→ **WRITTEN EXERCISE**
Check each line for the string "faire", then give only how many lines have it.

[Dataset entries]
================

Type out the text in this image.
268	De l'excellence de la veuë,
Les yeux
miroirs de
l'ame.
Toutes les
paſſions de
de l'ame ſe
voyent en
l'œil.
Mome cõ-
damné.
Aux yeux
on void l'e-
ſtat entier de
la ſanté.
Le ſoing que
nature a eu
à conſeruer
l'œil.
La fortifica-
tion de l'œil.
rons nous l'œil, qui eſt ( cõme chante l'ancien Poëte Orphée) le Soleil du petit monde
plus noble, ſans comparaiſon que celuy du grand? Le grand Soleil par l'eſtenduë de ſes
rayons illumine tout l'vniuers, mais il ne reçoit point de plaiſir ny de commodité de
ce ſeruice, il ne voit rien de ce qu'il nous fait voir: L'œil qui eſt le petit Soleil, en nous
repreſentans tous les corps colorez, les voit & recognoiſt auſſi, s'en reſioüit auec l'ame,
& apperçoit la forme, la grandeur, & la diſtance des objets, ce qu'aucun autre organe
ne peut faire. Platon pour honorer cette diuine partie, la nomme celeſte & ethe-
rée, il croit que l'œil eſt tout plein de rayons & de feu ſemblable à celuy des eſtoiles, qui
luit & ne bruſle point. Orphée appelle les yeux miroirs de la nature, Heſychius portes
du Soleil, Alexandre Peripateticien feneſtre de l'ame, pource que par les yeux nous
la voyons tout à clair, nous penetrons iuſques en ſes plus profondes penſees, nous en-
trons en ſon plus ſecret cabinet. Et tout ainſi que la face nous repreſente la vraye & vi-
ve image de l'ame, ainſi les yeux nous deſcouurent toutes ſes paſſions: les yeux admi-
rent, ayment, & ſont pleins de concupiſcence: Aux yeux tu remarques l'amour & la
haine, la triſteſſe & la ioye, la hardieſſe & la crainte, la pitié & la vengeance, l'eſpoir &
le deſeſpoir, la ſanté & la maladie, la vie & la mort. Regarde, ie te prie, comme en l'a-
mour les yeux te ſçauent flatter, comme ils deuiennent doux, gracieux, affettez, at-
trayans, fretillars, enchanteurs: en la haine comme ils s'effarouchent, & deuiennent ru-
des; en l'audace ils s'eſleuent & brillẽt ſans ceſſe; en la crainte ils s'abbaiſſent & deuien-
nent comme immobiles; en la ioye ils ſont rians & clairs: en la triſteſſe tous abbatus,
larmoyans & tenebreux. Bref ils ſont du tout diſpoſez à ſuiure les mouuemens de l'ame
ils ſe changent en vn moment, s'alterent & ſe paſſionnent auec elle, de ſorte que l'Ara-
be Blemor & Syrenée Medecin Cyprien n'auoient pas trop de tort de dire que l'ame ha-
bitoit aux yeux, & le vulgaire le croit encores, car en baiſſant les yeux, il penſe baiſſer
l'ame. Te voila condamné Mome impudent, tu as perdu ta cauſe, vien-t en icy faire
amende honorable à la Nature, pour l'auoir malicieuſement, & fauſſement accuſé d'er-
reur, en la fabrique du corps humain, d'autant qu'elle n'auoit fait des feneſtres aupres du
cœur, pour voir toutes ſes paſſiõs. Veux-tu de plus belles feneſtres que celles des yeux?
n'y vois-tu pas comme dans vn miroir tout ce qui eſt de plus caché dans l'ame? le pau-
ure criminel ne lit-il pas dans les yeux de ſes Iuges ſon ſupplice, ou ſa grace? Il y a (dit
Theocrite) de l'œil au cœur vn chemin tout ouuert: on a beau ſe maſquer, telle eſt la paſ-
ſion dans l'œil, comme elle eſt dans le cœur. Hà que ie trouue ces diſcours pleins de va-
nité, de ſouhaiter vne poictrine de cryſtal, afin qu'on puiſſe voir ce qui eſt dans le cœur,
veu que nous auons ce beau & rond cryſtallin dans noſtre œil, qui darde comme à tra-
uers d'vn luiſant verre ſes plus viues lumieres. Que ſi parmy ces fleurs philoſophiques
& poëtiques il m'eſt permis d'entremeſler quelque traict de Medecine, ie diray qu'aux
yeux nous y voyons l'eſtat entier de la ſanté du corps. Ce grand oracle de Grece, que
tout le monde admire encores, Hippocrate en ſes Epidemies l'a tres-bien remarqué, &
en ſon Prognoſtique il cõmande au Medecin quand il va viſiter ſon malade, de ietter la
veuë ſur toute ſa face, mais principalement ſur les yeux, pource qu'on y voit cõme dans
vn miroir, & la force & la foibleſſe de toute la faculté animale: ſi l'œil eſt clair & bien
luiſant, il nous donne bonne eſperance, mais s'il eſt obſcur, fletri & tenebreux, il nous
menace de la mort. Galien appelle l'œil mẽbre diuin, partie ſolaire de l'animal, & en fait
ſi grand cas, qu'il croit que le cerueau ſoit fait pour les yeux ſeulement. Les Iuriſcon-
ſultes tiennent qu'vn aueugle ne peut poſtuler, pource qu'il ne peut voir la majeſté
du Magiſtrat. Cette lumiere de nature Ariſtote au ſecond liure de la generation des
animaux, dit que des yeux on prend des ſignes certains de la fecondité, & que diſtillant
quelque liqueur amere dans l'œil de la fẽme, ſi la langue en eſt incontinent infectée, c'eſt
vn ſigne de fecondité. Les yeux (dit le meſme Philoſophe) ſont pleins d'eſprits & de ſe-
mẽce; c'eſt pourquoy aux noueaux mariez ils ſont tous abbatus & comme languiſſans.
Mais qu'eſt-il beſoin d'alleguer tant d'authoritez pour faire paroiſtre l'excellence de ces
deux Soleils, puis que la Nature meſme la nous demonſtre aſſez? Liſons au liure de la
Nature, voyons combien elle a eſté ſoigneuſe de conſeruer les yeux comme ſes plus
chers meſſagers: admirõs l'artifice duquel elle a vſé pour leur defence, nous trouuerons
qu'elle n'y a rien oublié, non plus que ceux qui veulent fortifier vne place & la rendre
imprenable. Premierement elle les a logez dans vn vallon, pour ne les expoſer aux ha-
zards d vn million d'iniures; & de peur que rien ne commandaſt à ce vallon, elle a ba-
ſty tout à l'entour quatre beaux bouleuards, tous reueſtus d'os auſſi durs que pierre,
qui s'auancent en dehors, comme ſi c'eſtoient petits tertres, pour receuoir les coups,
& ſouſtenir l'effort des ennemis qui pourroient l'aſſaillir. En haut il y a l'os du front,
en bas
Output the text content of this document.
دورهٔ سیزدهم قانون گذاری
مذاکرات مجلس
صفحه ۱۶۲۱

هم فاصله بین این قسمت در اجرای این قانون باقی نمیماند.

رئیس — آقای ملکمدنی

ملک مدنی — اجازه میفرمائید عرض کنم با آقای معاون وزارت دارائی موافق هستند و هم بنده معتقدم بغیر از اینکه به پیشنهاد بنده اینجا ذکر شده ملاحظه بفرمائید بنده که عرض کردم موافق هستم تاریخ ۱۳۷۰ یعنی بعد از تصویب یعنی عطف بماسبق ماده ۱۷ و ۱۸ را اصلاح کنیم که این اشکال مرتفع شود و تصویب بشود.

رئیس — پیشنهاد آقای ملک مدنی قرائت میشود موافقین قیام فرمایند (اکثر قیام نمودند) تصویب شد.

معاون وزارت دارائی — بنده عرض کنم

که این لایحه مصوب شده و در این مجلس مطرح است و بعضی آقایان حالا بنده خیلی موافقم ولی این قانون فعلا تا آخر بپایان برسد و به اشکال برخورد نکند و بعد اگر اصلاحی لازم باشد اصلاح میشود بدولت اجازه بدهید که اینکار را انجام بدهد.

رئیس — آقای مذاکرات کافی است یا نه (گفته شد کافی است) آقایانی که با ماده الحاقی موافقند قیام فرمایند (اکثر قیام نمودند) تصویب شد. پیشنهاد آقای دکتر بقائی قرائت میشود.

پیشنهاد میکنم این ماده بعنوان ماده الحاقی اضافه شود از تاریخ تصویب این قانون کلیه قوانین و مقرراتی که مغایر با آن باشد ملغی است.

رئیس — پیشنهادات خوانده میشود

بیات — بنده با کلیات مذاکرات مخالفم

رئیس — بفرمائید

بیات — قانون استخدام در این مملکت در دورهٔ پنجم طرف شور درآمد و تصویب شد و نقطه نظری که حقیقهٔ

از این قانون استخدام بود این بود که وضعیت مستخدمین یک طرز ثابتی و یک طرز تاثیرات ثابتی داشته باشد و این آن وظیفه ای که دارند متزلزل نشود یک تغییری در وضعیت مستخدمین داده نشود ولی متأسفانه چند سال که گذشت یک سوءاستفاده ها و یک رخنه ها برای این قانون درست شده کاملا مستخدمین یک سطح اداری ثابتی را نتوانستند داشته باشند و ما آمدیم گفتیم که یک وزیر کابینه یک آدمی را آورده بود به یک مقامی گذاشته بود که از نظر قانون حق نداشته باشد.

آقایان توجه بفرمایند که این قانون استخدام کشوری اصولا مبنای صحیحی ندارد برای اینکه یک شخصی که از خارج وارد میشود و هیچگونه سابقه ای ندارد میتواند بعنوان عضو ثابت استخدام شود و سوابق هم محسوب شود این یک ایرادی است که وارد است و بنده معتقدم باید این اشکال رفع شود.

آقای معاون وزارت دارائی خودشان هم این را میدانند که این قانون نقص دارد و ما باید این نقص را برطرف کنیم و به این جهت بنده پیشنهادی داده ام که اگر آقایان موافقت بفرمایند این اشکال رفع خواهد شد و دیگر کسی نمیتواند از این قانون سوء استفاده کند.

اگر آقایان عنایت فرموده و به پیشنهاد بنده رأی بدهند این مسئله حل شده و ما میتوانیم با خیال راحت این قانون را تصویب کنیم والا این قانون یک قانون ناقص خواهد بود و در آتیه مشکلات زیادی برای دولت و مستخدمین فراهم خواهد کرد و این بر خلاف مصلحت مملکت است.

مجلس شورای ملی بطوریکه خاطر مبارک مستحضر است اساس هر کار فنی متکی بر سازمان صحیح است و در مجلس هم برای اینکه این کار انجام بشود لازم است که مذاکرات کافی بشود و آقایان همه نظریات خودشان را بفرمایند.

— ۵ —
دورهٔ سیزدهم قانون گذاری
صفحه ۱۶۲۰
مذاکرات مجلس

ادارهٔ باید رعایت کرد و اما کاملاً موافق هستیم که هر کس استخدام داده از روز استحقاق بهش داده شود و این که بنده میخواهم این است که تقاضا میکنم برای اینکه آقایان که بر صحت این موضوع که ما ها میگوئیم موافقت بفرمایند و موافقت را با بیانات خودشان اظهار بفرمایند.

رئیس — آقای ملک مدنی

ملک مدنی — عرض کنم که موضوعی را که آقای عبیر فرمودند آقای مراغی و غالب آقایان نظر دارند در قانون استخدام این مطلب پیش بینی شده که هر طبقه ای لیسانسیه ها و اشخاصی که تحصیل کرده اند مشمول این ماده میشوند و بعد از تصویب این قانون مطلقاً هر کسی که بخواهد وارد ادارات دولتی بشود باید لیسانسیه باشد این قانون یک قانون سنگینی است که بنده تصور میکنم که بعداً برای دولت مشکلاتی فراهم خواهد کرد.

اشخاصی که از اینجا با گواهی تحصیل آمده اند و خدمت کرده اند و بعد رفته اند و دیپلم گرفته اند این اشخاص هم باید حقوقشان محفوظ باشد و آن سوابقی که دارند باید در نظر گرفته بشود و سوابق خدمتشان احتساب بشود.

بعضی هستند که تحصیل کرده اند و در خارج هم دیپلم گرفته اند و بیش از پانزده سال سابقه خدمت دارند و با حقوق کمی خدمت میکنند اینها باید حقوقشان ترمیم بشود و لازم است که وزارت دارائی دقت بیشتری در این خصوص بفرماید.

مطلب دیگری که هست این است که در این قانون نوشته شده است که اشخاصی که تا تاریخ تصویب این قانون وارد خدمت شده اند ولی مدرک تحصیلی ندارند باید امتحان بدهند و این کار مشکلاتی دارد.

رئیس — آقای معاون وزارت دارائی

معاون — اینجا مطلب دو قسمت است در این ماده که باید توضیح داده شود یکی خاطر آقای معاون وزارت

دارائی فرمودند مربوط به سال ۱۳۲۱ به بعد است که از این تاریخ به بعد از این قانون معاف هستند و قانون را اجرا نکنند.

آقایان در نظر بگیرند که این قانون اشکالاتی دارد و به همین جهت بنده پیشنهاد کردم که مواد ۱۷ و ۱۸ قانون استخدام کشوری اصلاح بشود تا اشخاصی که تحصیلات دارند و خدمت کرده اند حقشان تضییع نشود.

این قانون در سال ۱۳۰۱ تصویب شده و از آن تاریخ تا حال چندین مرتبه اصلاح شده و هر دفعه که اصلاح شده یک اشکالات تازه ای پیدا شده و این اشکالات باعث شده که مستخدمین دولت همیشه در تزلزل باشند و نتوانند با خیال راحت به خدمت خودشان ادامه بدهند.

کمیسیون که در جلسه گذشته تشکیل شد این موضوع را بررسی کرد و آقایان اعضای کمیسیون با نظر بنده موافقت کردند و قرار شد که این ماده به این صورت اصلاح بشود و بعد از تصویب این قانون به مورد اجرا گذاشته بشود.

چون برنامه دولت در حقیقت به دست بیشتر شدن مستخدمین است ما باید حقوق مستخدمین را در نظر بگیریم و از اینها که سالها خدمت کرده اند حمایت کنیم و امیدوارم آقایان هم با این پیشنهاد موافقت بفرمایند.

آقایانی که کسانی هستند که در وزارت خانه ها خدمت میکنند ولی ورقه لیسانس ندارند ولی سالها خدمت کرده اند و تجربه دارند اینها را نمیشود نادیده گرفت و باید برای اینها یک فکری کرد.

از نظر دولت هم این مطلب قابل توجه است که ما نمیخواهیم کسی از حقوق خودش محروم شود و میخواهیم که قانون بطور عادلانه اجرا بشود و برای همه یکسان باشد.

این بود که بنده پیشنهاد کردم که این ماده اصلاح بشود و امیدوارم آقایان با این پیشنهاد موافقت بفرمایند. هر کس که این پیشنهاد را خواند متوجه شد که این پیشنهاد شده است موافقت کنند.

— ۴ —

================

→ **RIGHT ANSWER**
3